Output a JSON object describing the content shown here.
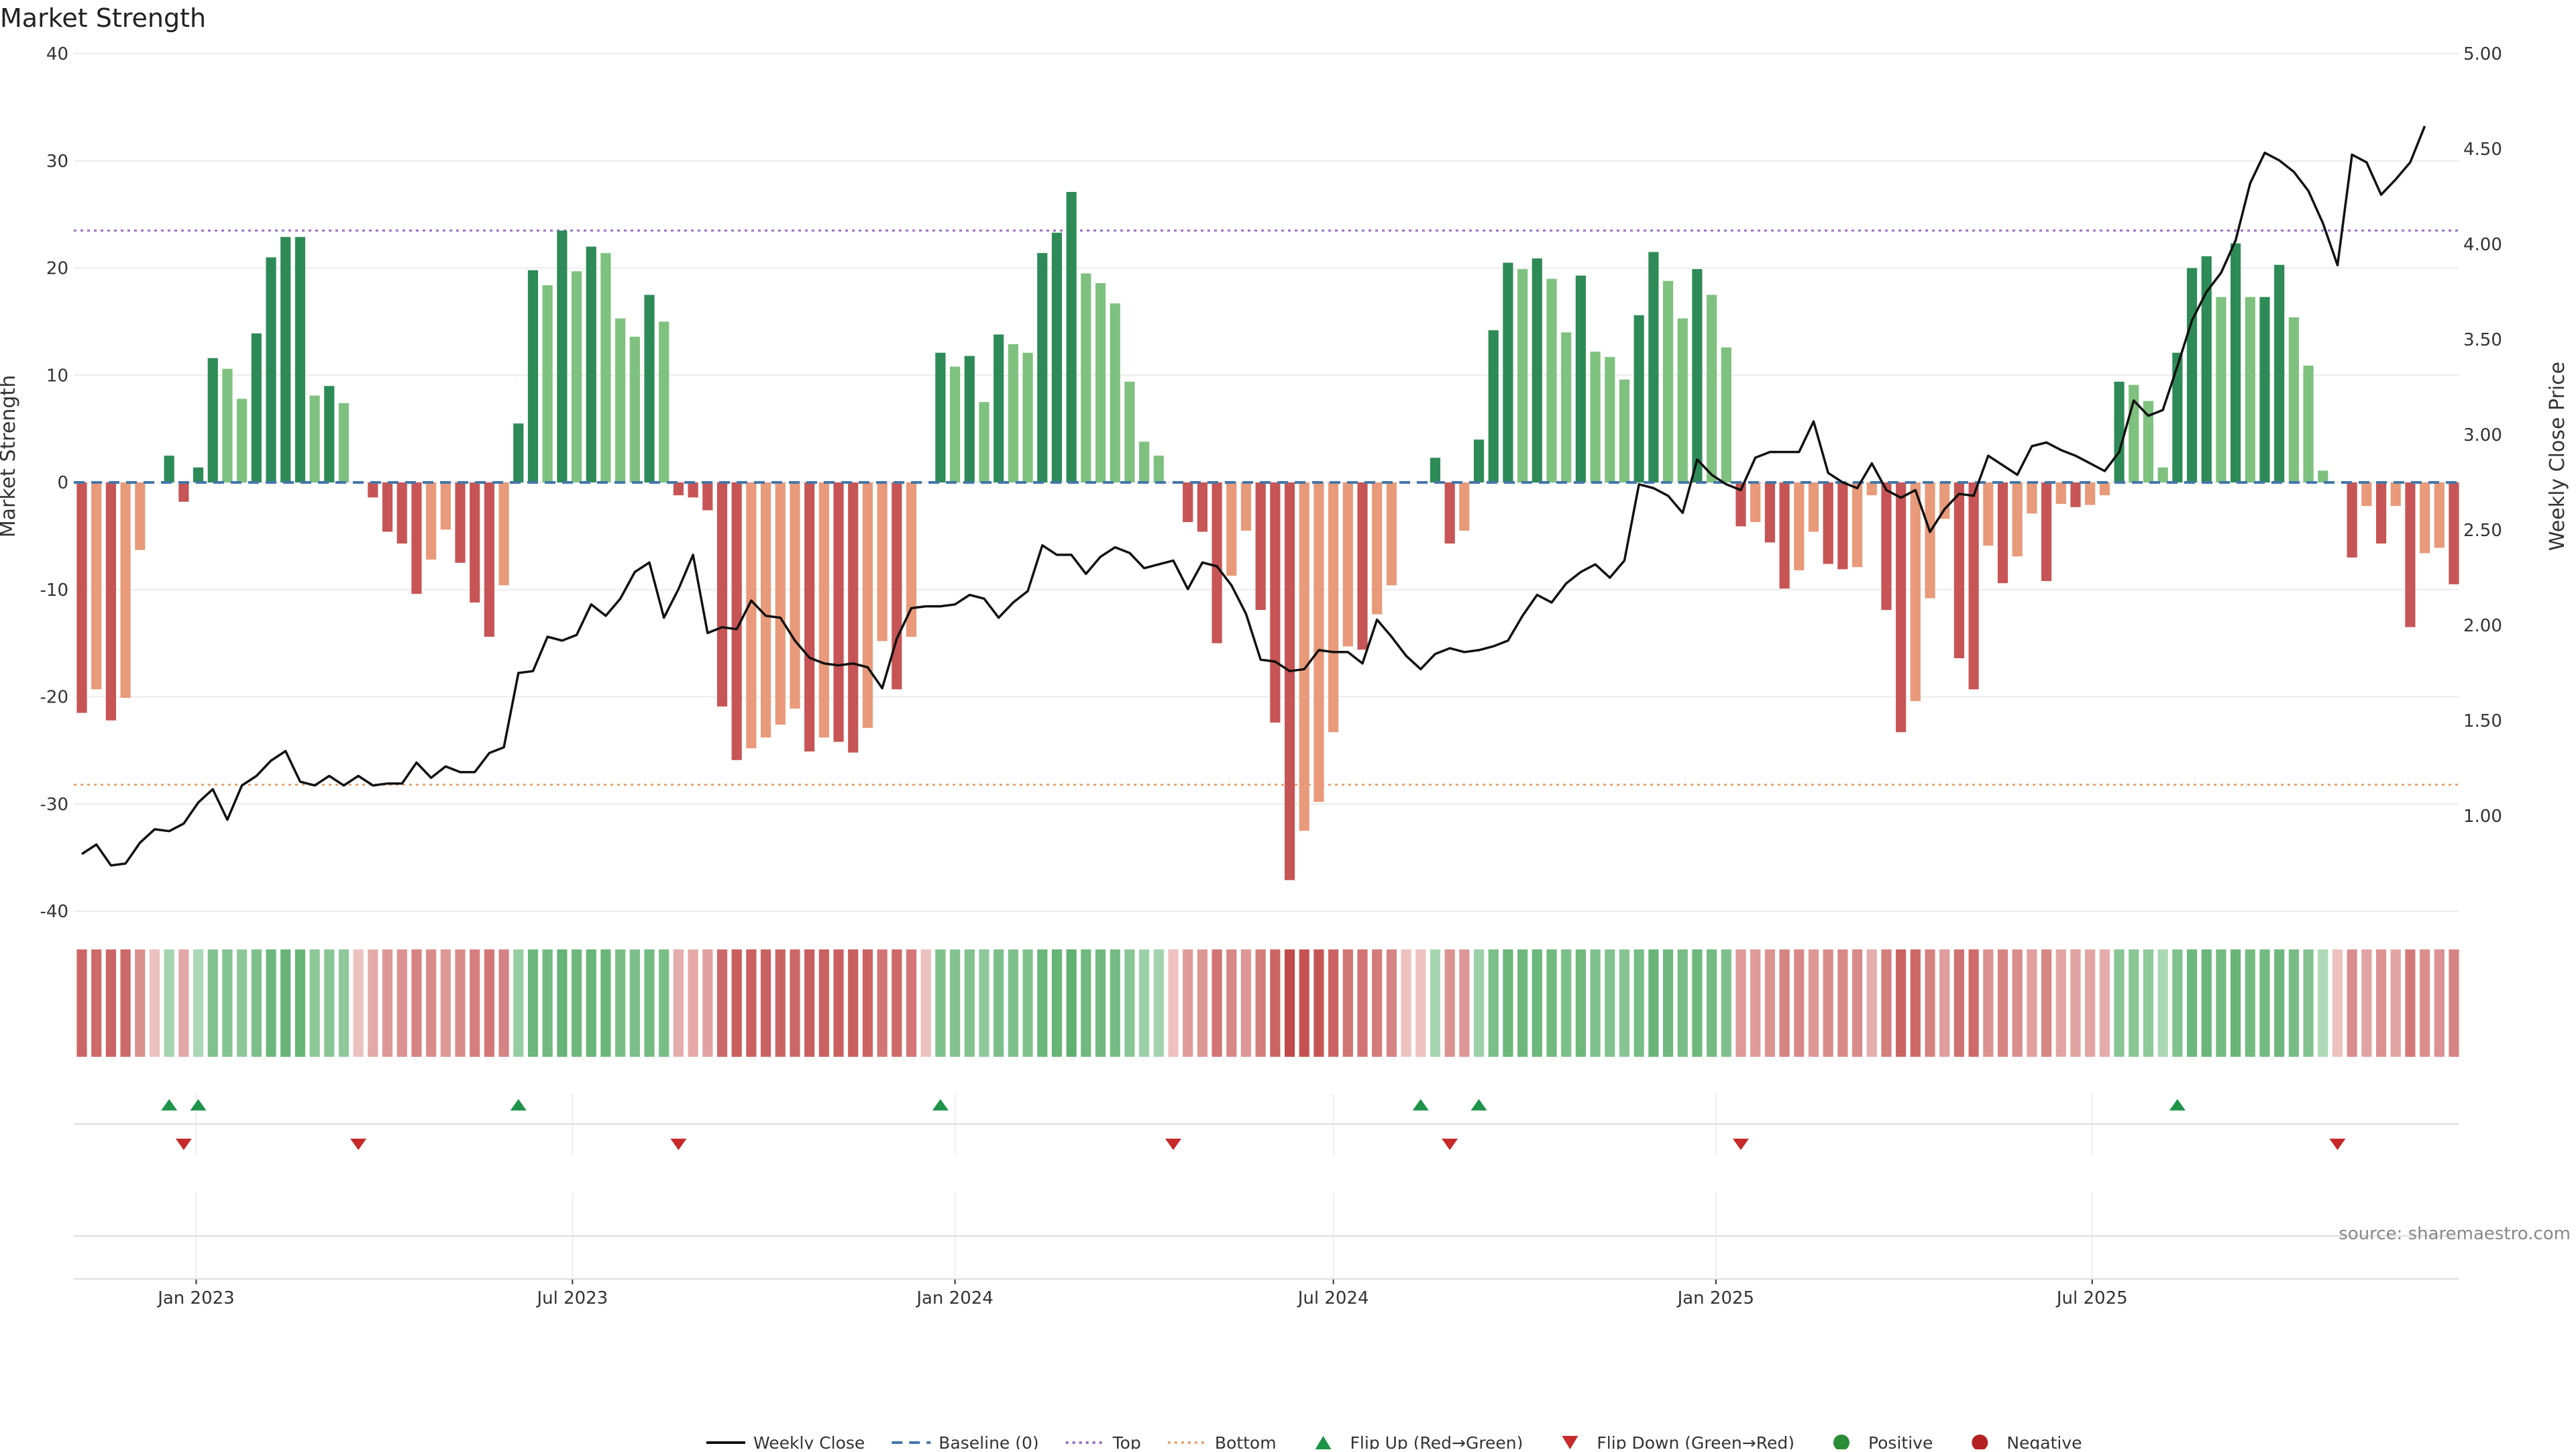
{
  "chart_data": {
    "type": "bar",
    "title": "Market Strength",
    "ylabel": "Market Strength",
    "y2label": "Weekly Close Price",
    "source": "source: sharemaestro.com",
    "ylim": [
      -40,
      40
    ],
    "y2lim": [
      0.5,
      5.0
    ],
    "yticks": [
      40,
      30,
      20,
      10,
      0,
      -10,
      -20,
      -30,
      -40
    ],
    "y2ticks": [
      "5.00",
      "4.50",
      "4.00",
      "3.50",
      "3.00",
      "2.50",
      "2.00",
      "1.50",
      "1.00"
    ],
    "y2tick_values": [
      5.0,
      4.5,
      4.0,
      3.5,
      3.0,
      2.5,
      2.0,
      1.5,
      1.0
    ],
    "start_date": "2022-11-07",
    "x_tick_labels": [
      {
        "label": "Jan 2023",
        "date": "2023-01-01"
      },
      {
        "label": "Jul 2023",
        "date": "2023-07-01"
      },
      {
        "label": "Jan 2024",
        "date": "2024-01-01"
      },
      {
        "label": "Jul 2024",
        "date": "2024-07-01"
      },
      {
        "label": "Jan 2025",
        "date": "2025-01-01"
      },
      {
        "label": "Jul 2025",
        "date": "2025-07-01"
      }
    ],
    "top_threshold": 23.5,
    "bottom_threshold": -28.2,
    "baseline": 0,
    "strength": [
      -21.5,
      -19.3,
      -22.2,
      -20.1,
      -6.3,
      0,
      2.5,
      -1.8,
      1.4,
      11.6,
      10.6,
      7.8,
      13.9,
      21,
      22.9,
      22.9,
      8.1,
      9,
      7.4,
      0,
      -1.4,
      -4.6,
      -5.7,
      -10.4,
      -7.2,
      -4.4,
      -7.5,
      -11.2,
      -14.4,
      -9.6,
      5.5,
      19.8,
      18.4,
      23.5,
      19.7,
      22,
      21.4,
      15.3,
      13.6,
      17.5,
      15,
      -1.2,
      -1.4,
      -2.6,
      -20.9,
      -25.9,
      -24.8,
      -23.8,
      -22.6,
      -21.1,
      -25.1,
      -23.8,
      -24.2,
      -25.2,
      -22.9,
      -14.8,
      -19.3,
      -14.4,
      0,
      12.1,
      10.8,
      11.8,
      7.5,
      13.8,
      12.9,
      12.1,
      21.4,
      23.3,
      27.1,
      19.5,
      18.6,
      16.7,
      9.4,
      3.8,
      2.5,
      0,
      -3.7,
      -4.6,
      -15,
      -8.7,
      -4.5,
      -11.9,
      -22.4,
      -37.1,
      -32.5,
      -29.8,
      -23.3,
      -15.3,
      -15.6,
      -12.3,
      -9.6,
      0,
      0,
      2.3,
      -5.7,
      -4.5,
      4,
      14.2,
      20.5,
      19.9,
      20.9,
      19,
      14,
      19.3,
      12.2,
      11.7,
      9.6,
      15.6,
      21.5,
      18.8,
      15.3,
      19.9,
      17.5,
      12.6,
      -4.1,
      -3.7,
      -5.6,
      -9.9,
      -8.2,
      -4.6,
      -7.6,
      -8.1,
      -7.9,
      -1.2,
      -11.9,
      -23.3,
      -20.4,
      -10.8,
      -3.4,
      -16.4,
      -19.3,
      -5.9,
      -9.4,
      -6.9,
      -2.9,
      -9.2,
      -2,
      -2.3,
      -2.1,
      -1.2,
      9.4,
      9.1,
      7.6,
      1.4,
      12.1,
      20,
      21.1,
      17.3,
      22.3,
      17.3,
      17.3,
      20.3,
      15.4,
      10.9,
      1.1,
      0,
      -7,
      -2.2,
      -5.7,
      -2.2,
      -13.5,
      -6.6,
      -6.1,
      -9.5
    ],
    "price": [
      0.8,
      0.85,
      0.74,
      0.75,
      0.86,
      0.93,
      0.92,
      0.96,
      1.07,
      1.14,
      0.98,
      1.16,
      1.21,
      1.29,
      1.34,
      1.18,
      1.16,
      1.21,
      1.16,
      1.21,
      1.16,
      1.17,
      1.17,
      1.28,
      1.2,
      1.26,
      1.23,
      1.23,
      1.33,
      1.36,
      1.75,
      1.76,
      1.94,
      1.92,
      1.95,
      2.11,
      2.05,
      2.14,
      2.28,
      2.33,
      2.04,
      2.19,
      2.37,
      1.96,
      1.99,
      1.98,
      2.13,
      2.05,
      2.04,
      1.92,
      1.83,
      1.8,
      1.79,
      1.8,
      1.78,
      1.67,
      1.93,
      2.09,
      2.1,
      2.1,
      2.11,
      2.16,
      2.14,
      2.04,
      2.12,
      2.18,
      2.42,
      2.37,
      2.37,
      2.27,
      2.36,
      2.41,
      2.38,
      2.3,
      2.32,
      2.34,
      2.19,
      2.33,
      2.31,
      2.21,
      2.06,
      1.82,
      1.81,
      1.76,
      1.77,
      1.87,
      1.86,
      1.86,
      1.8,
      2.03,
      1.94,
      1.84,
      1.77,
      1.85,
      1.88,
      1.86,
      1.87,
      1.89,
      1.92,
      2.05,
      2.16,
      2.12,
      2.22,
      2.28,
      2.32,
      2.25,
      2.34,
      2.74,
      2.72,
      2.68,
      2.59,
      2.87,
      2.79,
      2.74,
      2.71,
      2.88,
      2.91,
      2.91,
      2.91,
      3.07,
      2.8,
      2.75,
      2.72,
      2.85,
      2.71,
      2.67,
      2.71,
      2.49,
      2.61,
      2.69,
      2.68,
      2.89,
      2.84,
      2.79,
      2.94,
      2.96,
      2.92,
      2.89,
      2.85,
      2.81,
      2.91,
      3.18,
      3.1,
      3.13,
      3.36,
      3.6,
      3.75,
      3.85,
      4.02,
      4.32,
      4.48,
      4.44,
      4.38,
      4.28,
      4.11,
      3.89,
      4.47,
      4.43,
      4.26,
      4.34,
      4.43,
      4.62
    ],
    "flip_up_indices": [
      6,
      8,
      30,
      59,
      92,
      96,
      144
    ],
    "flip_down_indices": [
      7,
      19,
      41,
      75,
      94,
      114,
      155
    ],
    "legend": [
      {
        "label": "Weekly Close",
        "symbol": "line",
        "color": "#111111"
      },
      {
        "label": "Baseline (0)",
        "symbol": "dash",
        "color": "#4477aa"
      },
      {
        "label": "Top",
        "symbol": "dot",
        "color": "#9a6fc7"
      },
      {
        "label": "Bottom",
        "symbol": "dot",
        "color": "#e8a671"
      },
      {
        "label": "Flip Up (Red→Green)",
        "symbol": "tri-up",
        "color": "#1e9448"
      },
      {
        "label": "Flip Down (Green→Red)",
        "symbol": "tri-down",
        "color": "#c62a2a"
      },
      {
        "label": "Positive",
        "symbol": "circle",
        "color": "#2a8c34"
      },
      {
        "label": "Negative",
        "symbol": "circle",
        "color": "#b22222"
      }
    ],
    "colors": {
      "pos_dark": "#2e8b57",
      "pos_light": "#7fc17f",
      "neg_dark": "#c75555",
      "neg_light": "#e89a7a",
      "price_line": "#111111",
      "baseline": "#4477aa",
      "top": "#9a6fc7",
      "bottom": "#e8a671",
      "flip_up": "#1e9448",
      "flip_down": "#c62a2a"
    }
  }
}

-*-*-

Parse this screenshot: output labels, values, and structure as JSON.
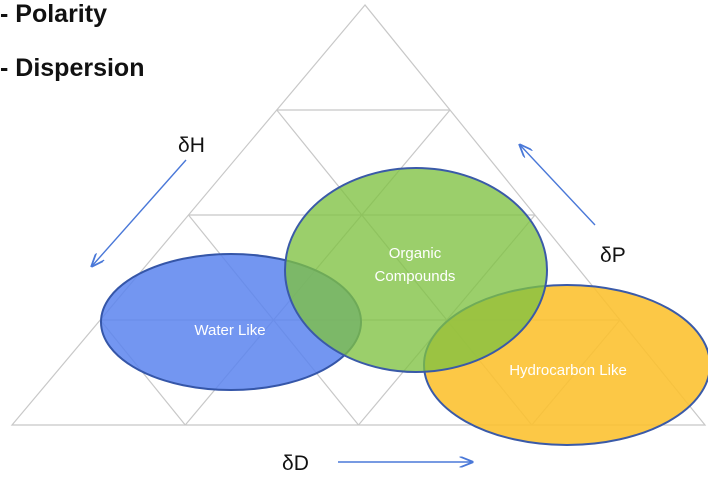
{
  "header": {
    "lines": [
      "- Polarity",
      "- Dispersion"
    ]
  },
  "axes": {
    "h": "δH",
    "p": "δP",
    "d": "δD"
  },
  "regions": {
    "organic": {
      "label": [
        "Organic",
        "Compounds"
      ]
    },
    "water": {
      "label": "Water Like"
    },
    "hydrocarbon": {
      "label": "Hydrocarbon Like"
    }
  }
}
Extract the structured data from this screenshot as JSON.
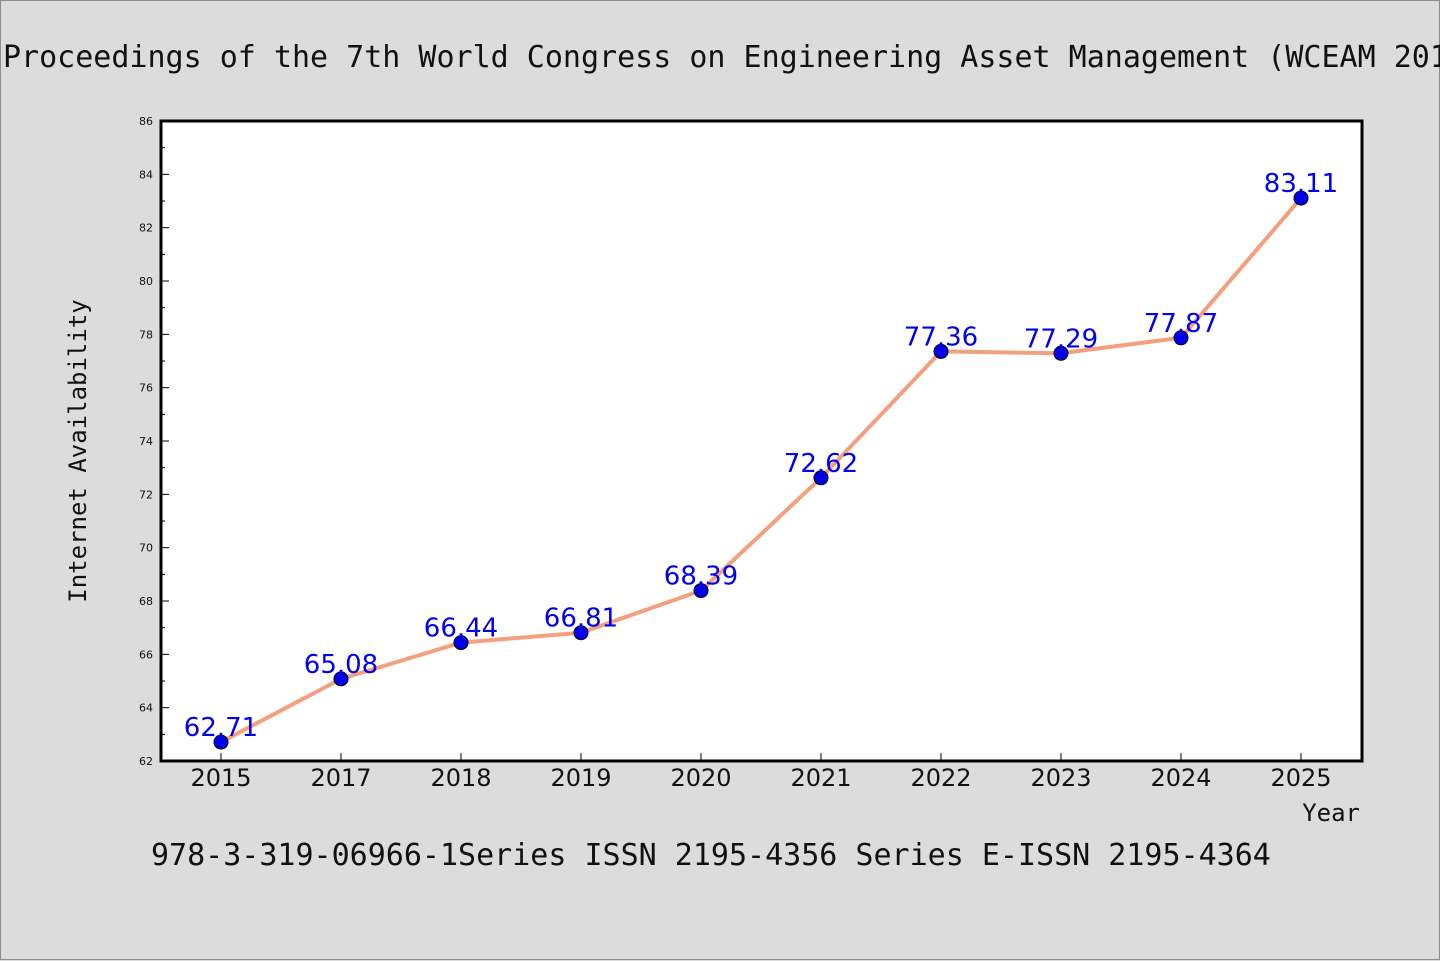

-*-*-

§ Exercise requirements
Skip the pictures and repeat, word for word, the lines from the one containing "Parse this screenshot: output" to the one containing "Extract the structured", keeping both of those lines.

§ Full output
Parse this screenshot: output labels, values, and structure as JSON.
{
  "header": {
    "lines": [
      "- Polarity",
      "- Dispersion"
    ]
  },
  "axes": {
    "h": "δH",
    "p": "δP",
    "d": "δD"
  },
  "regions": {
    "organic": {
      "label": [
        "Organic",
        "Compounds"
      ]
    },
    "water": {
      "label": "Water Like"
    },
    "hydrocarbon": {
      "label": "Hydrocarbon Like"
    }
  }
}
Extract the structured data from this screenshot as JSON.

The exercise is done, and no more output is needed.